◆ WHAT IS ASKED:
Check each line below for the word "console", and copy those that have it.

◆ RECORDS SHOWN:

#####

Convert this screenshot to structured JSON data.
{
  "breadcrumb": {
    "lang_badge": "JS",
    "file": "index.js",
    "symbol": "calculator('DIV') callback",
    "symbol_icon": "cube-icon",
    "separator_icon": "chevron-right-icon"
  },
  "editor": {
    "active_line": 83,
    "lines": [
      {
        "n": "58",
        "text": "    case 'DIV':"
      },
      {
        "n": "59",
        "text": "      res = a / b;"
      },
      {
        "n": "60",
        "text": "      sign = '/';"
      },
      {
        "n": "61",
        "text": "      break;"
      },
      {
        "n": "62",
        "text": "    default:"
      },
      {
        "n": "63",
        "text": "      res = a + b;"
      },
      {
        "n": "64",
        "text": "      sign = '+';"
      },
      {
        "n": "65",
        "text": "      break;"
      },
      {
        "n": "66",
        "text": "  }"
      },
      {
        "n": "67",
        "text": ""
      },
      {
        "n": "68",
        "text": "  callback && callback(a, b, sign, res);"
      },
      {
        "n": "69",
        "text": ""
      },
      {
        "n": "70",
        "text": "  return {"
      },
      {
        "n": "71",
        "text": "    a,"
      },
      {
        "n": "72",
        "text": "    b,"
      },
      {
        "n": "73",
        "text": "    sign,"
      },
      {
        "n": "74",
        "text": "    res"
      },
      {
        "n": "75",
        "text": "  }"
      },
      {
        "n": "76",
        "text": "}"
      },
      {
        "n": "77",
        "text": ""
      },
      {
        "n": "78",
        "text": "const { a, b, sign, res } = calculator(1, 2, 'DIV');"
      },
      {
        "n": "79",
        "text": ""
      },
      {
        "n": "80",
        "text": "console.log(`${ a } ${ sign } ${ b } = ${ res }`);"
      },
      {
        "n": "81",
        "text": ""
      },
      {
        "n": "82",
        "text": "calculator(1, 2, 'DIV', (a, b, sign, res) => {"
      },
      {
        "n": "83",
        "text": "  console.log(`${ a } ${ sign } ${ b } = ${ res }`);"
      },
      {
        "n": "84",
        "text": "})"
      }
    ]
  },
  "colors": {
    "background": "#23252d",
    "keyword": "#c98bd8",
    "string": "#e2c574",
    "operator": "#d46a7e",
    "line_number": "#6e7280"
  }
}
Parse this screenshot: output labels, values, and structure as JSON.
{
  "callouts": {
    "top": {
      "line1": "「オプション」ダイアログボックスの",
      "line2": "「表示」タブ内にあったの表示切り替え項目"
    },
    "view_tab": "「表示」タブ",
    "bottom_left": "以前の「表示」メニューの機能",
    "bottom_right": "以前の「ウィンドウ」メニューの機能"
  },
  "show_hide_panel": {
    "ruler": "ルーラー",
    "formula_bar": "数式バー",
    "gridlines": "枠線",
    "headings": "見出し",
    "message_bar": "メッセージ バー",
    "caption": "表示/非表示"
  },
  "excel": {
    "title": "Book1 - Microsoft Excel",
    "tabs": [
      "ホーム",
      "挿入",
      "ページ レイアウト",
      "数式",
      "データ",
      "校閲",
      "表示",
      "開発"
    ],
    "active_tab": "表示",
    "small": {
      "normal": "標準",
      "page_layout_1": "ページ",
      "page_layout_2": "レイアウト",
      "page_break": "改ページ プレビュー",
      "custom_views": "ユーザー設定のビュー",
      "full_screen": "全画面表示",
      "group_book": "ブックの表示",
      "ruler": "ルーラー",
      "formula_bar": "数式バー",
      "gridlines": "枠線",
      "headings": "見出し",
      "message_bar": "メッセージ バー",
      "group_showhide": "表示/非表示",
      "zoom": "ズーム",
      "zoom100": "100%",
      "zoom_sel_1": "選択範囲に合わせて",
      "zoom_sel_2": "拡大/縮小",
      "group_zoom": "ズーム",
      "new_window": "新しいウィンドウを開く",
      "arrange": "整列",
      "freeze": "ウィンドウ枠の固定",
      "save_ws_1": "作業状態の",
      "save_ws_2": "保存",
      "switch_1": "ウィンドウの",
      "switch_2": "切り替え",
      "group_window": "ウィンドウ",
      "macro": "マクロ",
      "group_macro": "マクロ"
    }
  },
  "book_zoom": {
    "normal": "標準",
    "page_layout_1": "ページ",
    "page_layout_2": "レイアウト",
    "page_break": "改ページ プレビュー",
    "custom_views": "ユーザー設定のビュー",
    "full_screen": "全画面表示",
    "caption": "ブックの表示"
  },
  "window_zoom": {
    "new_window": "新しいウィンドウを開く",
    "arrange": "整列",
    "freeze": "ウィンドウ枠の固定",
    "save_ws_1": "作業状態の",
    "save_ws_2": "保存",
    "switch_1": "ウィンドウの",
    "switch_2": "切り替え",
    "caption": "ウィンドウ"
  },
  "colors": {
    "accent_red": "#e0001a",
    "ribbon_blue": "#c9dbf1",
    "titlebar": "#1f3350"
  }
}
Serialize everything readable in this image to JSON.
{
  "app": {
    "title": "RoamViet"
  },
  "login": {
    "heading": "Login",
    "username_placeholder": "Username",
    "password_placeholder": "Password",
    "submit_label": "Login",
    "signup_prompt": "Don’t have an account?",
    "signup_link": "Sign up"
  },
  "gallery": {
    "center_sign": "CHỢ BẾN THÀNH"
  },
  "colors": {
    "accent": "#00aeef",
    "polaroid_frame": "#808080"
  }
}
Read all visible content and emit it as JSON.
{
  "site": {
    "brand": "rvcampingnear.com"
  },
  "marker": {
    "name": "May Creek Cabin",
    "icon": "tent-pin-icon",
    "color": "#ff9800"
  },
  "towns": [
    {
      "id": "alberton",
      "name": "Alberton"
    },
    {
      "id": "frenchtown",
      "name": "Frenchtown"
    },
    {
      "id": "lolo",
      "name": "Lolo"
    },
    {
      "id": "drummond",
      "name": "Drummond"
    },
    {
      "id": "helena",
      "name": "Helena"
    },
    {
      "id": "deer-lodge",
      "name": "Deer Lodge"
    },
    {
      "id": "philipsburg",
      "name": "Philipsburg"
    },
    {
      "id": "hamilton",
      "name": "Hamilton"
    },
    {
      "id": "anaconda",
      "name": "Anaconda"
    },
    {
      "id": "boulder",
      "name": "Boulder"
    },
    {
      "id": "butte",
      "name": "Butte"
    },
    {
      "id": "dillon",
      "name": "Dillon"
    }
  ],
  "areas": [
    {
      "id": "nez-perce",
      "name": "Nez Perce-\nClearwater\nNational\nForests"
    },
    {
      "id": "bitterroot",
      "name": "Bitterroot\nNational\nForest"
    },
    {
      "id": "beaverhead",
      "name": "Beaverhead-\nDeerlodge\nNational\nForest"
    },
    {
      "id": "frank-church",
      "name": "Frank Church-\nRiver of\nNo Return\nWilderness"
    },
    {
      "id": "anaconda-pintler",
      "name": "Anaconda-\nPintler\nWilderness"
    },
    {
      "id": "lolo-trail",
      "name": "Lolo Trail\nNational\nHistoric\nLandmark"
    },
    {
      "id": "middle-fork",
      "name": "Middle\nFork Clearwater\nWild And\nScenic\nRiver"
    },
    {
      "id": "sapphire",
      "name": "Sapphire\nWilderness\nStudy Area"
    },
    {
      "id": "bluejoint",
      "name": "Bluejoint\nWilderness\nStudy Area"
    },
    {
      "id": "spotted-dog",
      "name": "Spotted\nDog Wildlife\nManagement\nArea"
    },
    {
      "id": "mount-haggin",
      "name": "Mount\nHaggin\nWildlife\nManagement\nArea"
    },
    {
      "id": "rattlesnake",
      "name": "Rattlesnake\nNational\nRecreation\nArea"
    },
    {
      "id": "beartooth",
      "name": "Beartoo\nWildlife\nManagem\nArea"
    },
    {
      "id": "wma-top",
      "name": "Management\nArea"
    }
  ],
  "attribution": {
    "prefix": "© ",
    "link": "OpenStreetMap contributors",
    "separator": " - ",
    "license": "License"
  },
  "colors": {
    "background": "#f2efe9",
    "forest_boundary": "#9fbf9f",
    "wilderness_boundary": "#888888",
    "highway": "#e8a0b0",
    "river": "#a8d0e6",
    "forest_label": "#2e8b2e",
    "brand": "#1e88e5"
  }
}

#####

◆ EXERCISE ANSWER:
        "text": "console.log(`${ a } ${ sign } ${ b } = ${ res }`);"
        "text": "  console.log(`${ a } ${ sign } ${ b } = ${ res }`);"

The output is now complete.